> _Stated exercise_: Leave out the images; return the rest of the data exactly.

•••••

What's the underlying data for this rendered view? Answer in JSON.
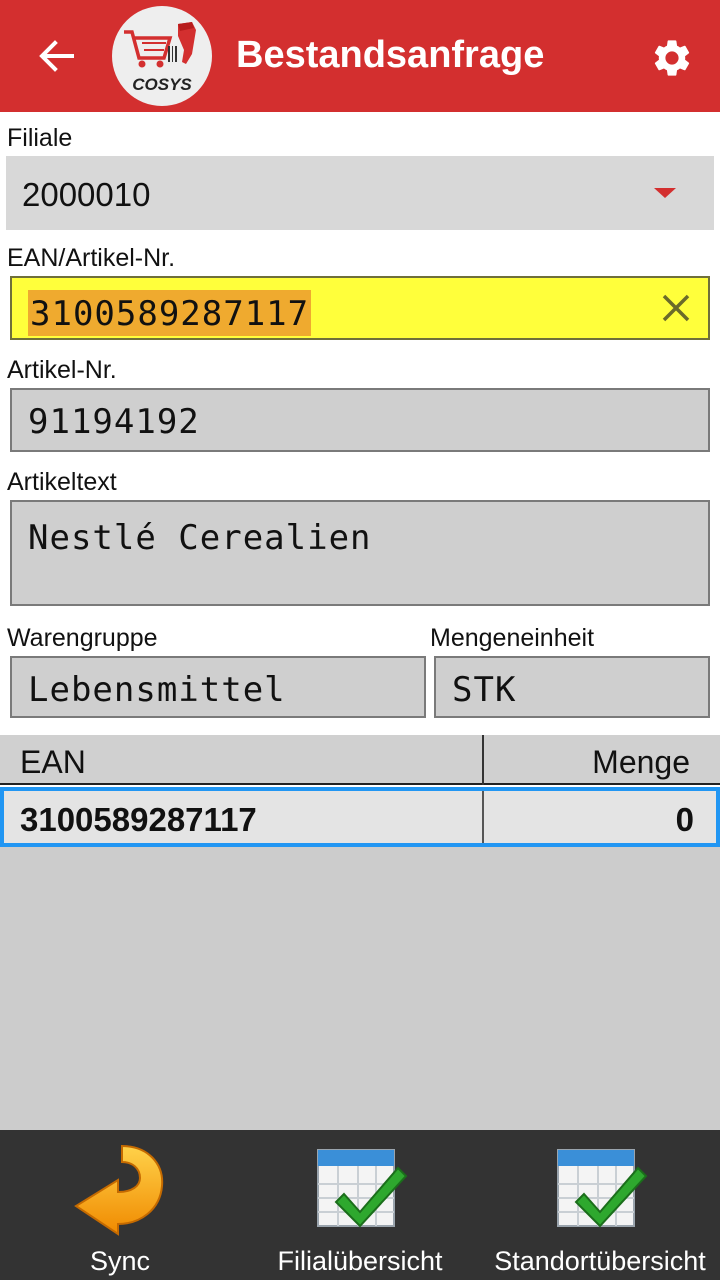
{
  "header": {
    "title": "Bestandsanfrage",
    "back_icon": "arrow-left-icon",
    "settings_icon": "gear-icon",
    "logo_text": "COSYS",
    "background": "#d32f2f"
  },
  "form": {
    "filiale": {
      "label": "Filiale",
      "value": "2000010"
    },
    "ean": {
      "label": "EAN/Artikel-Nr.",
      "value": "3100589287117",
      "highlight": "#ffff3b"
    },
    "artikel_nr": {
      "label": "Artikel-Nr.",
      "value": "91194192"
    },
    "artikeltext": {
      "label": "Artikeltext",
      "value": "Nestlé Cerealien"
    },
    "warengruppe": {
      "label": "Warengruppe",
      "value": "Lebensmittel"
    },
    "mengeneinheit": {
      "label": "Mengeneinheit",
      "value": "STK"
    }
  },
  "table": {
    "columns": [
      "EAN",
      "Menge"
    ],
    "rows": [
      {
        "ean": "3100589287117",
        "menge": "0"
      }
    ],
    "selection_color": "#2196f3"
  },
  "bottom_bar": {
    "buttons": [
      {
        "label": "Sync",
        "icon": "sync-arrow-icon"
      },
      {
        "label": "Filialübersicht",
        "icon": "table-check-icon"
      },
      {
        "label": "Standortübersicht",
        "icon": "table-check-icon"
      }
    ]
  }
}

•••••

> _Answer for this exercise_:
What's the underlying data for this rendered view? Answer in JSON.
{
  "header": {
    "title": "Bestandsanfrage",
    "back_icon": "arrow-left-icon",
    "settings_icon": "gear-icon",
    "logo_text": "COSYS",
    "background": "#d32f2f"
  },
  "form": {
    "filiale": {
      "label": "Filiale",
      "value": "2000010"
    },
    "ean": {
      "label": "EAN/Artikel-Nr.",
      "value": "3100589287117",
      "highlight": "#ffff3b"
    },
    "artikel_nr": {
      "label": "Artikel-Nr.",
      "value": "91194192"
    },
    "artikeltext": {
      "label": "Artikeltext",
      "value": "Nestlé Cerealien"
    },
    "warengruppe": {
      "label": "Warengruppe",
      "value": "Lebensmittel"
    },
    "mengeneinheit": {
      "label": "Mengeneinheit",
      "value": "STK"
    }
  },
  "table": {
    "columns": [
      "EAN",
      "Menge"
    ],
    "rows": [
      {
        "ean": "3100589287117",
        "menge": "0"
      }
    ],
    "selection_color": "#2196f3"
  },
  "bottom_bar": {
    "buttons": [
      {
        "label": "Sync",
        "icon": "sync-arrow-icon"
      },
      {
        "label": "Filialübersicht",
        "icon": "table-check-icon"
      },
      {
        "label": "Standortübersicht",
        "icon": "table-check-icon"
      }
    ]
  }
}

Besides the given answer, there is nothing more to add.